Challenge:
Scan the material below for the string "JSON", and copy every line where it shows up.

Task data:
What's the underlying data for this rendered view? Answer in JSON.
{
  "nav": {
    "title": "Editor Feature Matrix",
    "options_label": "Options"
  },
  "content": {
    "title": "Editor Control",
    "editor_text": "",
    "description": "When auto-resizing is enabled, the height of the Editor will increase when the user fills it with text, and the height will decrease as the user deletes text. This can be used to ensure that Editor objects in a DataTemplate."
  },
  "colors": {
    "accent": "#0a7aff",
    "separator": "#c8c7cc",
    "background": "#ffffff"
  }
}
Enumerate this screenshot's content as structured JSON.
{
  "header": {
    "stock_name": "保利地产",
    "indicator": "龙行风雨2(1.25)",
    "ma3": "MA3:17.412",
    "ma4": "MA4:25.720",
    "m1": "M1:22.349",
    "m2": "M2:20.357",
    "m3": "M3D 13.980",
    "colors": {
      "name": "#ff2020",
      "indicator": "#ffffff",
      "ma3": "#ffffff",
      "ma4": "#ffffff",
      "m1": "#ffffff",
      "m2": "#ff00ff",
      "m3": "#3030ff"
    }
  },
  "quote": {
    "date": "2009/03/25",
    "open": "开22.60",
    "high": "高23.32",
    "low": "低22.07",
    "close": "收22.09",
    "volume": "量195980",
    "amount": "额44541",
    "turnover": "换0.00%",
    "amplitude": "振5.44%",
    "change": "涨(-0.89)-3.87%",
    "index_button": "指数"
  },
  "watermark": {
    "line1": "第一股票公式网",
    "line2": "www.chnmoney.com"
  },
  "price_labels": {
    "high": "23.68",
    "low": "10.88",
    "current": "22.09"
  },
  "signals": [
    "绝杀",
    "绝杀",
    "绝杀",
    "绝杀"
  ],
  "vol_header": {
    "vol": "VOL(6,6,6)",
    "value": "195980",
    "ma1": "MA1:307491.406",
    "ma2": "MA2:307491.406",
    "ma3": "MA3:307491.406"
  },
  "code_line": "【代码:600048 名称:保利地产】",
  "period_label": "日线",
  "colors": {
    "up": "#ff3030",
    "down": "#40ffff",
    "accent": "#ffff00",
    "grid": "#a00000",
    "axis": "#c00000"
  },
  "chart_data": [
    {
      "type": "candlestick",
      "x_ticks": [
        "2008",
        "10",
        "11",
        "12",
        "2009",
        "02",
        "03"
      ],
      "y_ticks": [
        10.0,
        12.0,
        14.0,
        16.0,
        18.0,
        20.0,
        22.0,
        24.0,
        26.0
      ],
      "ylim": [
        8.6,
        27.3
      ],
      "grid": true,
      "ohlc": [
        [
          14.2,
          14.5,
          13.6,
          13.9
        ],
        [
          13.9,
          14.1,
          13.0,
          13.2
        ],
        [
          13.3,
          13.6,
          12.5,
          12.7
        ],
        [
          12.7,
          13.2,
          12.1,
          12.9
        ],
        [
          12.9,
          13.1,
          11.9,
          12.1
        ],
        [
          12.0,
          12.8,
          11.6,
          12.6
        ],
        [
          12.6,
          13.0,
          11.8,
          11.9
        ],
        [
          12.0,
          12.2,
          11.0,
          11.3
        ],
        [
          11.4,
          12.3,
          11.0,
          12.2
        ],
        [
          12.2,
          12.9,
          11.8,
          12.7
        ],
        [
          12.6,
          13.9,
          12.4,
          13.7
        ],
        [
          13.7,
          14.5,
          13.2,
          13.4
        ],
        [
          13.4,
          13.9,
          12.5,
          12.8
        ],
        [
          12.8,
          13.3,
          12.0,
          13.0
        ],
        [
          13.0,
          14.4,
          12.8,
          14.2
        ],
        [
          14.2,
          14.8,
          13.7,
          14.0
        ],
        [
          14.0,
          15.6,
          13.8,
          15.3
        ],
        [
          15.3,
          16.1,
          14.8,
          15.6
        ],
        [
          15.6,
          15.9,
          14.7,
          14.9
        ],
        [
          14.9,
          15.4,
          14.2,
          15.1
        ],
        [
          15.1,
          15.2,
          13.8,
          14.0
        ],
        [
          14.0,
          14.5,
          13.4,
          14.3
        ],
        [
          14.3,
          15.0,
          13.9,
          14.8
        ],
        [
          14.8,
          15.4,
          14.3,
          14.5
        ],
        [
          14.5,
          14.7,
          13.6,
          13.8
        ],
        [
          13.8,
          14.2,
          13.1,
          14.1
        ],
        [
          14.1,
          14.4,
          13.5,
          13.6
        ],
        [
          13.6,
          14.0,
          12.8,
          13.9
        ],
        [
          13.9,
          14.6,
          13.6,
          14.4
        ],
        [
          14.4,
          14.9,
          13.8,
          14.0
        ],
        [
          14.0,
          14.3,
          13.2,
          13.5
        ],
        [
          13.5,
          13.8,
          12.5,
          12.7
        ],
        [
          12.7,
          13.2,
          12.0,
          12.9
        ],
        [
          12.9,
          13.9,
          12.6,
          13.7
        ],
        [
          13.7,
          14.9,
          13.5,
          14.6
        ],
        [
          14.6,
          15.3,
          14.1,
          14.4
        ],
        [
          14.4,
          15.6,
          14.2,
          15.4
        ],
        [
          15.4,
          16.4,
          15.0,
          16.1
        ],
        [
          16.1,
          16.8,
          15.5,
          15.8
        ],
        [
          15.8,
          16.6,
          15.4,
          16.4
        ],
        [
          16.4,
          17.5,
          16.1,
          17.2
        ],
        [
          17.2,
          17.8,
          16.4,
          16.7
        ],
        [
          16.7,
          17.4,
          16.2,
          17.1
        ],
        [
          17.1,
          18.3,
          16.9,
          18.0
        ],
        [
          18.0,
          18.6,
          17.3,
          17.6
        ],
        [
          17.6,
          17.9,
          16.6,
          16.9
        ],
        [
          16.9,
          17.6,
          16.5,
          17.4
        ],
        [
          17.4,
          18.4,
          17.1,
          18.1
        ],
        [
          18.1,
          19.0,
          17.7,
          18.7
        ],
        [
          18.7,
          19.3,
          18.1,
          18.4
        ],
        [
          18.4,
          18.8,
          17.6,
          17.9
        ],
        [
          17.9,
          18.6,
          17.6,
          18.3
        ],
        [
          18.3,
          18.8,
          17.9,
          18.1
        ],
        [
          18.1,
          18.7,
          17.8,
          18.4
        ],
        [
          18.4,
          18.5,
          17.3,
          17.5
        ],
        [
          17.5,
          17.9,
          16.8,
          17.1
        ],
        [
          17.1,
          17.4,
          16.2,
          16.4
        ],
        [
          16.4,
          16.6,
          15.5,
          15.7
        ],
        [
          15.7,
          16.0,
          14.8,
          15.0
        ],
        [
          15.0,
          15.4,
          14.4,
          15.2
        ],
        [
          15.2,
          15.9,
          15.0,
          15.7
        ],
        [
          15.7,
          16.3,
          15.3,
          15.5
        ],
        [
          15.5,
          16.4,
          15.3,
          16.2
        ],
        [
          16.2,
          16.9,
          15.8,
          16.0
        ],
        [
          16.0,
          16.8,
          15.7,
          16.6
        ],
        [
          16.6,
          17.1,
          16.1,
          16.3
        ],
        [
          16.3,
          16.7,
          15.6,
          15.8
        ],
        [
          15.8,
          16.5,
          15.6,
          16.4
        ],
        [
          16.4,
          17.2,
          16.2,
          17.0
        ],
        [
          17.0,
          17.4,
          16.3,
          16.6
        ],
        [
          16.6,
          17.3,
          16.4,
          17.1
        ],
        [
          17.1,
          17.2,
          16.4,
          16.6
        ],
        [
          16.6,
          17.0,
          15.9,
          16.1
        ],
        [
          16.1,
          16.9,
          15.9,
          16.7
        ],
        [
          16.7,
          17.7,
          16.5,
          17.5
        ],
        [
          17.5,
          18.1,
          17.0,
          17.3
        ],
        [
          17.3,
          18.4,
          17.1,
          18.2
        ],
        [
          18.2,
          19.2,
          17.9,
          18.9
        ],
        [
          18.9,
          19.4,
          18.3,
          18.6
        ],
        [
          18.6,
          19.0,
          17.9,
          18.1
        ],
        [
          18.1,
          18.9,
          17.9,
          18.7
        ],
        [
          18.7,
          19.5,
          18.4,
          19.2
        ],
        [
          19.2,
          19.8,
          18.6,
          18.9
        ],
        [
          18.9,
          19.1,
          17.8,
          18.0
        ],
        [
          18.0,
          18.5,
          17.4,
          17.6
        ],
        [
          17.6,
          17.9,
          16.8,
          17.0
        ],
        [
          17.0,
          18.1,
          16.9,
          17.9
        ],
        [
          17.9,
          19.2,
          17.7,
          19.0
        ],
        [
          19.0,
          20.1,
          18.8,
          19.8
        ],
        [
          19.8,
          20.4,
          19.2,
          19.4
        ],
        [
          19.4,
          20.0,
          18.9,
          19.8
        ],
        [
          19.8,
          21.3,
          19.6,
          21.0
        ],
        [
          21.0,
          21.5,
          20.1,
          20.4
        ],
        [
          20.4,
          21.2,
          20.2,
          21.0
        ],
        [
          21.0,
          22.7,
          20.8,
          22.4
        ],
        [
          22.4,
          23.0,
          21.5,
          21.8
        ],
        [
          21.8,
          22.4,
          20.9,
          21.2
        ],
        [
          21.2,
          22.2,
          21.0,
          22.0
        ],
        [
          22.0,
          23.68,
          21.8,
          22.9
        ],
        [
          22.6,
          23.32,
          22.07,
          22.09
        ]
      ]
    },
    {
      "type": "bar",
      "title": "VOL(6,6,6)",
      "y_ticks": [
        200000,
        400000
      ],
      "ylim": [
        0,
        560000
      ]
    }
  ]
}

Reply to the exercise:
What's the underlying data for this rendered view? Answer in JSON.
Enumerate this screenshot's content as structured JSON.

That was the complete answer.